= Aim of the exercise =
Write the material out again in full, word for word. Do not include the pictures.

= Data section =
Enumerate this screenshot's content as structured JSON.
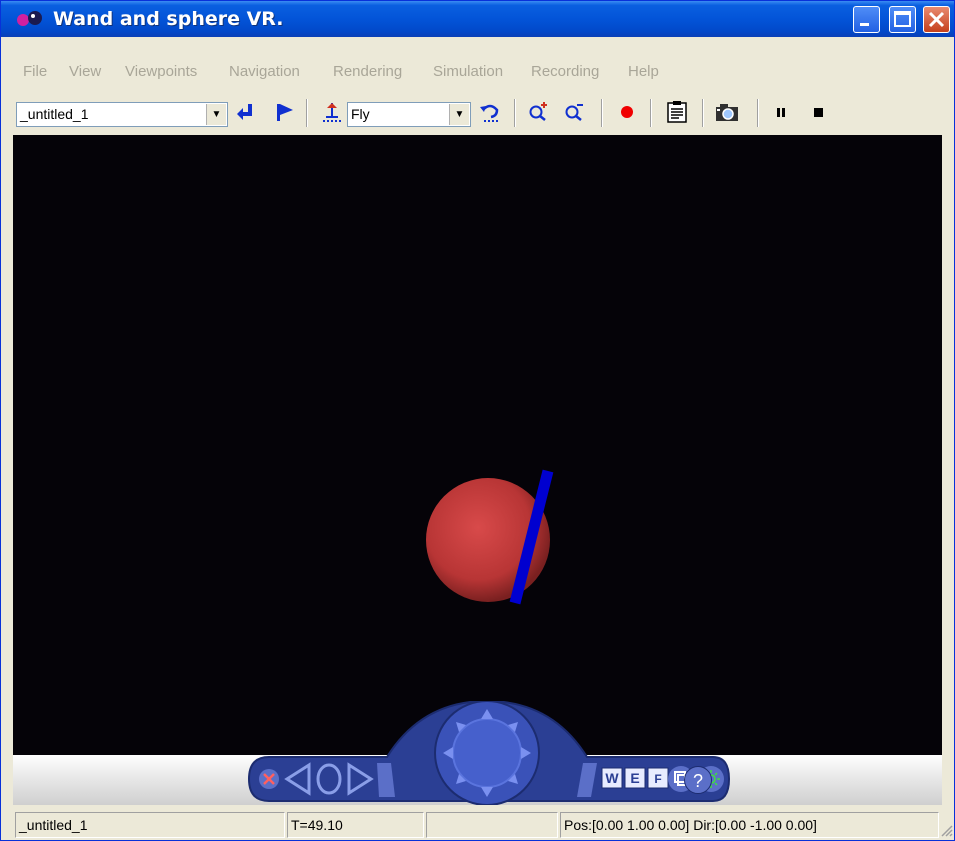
{
  "window": {
    "title": "Wand and sphere VR."
  },
  "menu": [
    "File",
    "View",
    "Viewpoints",
    "Navigation",
    "Rendering",
    "Simulation",
    "Recording",
    "Help"
  ],
  "toolbar": {
    "world_select": "_untitled_1",
    "nav_mode": "Fly",
    "icons": [
      "return-icon",
      "flag-icon",
      "straighten-icon",
      "undo-move-icon",
      "zoom-in-icon",
      "zoom-out-icon",
      "record-icon",
      "clipboard-icon",
      "camera-icon",
      "pause-icon",
      "stop-icon"
    ]
  },
  "scene": {
    "background": "#050308",
    "sphere_color": "#c84040",
    "wand_color": "#0000d0"
  },
  "navpanel": {
    "buttons": [
      "W",
      "E",
      "F"
    ],
    "help": "?"
  },
  "status": {
    "world": "_untitled_1",
    "time": "T=49.10",
    "blank": "",
    "pose": "Pos:[0.00 1.00 0.00] Dir:[0.00 -1.00 0.00]"
  }
}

= Expected output =
Enumerate this screenshot's content as structured JSON.
{
  "window": {
    "title": "Wand and sphere VR."
  },
  "menu": [
    "File",
    "View",
    "Viewpoints",
    "Navigation",
    "Rendering",
    "Simulation",
    "Recording",
    "Help"
  ],
  "toolbar": {
    "world_select": "_untitled_1",
    "nav_mode": "Fly",
    "icons": [
      "return-icon",
      "flag-icon",
      "straighten-icon",
      "undo-move-icon",
      "zoom-in-icon",
      "zoom-out-icon",
      "record-icon",
      "clipboard-icon",
      "camera-icon",
      "pause-icon",
      "stop-icon"
    ]
  },
  "scene": {
    "background": "#050308",
    "sphere_color": "#c84040",
    "wand_color": "#0000d0"
  },
  "navpanel": {
    "buttons": [
      "W",
      "E",
      "F"
    ],
    "help": "?"
  },
  "status": {
    "world": "_untitled_1",
    "time": "T=49.10",
    "blank": "",
    "pose": "Pos:[0.00 1.00 0.00] Dir:[0.00 -1.00 0.00]"
  }
}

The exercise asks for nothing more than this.